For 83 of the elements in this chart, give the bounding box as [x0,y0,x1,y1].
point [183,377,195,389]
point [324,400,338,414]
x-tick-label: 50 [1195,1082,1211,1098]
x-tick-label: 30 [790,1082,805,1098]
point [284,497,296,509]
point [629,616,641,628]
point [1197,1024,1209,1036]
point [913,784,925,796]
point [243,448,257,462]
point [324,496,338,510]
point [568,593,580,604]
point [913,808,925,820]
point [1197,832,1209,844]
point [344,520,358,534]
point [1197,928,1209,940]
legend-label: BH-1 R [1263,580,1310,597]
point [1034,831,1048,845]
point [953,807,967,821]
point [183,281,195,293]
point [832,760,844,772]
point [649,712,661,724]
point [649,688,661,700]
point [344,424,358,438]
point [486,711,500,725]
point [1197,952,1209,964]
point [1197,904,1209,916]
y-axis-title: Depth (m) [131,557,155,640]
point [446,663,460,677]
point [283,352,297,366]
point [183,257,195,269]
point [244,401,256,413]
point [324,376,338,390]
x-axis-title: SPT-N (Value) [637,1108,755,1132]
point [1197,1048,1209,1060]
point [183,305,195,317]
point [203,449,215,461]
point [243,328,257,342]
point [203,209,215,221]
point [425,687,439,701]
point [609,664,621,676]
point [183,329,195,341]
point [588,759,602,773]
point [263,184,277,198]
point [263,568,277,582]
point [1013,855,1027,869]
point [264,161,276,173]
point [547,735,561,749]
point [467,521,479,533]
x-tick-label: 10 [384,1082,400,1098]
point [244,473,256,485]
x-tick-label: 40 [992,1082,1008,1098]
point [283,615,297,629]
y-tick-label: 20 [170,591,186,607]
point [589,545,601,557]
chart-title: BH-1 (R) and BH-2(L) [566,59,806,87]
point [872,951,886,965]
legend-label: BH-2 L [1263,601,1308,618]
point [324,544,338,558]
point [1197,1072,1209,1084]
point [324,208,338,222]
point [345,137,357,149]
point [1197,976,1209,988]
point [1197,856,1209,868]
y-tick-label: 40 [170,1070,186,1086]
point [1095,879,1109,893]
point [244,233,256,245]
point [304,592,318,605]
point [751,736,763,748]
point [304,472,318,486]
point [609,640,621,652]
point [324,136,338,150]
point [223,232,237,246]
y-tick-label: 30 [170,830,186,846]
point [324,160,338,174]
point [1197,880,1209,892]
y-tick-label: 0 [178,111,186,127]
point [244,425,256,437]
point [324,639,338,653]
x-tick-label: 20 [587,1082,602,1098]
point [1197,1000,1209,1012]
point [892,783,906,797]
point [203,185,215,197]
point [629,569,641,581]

━━━━━━━━━━━━━━━━━━━━━━━━━━━━━━

** THE REQUEST **
Rename "Depth (m)" to "Depth (meters)" throughout the listing above and repeat it in full, keeping everything else unchanged.

** OUTPUT **
For 83 of the elements in this chart, give the bounding box as [x0,y0,x1,y1].
point [183,377,195,389]
point [324,400,338,414]
x-tick-label: 50 [1195,1082,1211,1098]
x-tick-label: 30 [790,1082,805,1098]
point [284,497,296,509]
point [629,616,641,628]
point [1197,1024,1209,1036]
point [913,784,925,796]
point [243,448,257,462]
point [324,496,338,510]
point [568,593,580,604]
point [913,808,925,820]
point [1197,832,1209,844]
point [344,520,358,534]
point [1197,928,1209,940]
legend-label: BH-1 R [1263,580,1310,597]
point [1034,831,1048,845]
point [953,807,967,821]
point [183,281,195,293]
point [832,760,844,772]
point [649,712,661,724]
point [649,688,661,700]
point [344,424,358,438]
point [486,711,500,725]
point [1197,952,1209,964]
point [1197,904,1209,916]
y-axis-title: Depth (meters) [131,557,155,640]
point [446,663,460,677]
point [283,352,297,366]
point [183,257,195,269]
point [244,401,256,413]
point [324,376,338,390]
x-axis-title: SPT-N (Value) [637,1108,755,1132]
point [1197,1048,1209,1060]
point [183,305,195,317]
point [203,449,215,461]
point [243,328,257,342]
point [203,209,215,221]
point [425,687,439,701]
point [609,664,621,676]
point [183,329,195,341]
point [588,759,602,773]
point [263,184,277,198]
point [263,568,277,582]
point [1013,855,1027,869]
point [264,161,276,173]
point [547,735,561,749]
point [467,521,479,533]
x-tick-label: 10 [384,1082,400,1098]
point [244,473,256,485]
x-tick-label: 40 [992,1082,1008,1098]
point [283,615,297,629]
y-tick-label: 20 [170,591,186,607]
point [589,545,601,557]
chart-title: BH-1 (R) and BH-2(L) [566,59,806,87]
point [872,951,886,965]
legend-label: BH-2 L [1263,601,1308,618]
point [324,544,338,558]
point [1197,1072,1209,1084]
point [324,208,338,222]
point [345,137,357,149]
point [1197,976,1209,988]
point [1197,856,1209,868]
y-tick-label: 40 [170,1070,186,1086]
point [1095,879,1109,893]
point [244,233,256,245]
point [304,592,318,605]
point [751,736,763,748]
point [304,472,318,486]
point [609,640,621,652]
point [324,136,338,150]
point [223,232,237,246]
y-tick-label: 30 [170,830,186,846]
point [324,160,338,174]
point [1197,880,1209,892]
y-tick-label: 0 [178,111,186,127]
point [244,425,256,437]
point [324,639,338,653]
x-tick-label: 20 [587,1082,602,1098]
point [1197,1000,1209,1012]
point [892,783,906,797]
point [203,185,215,197]
point [629,569,641,581]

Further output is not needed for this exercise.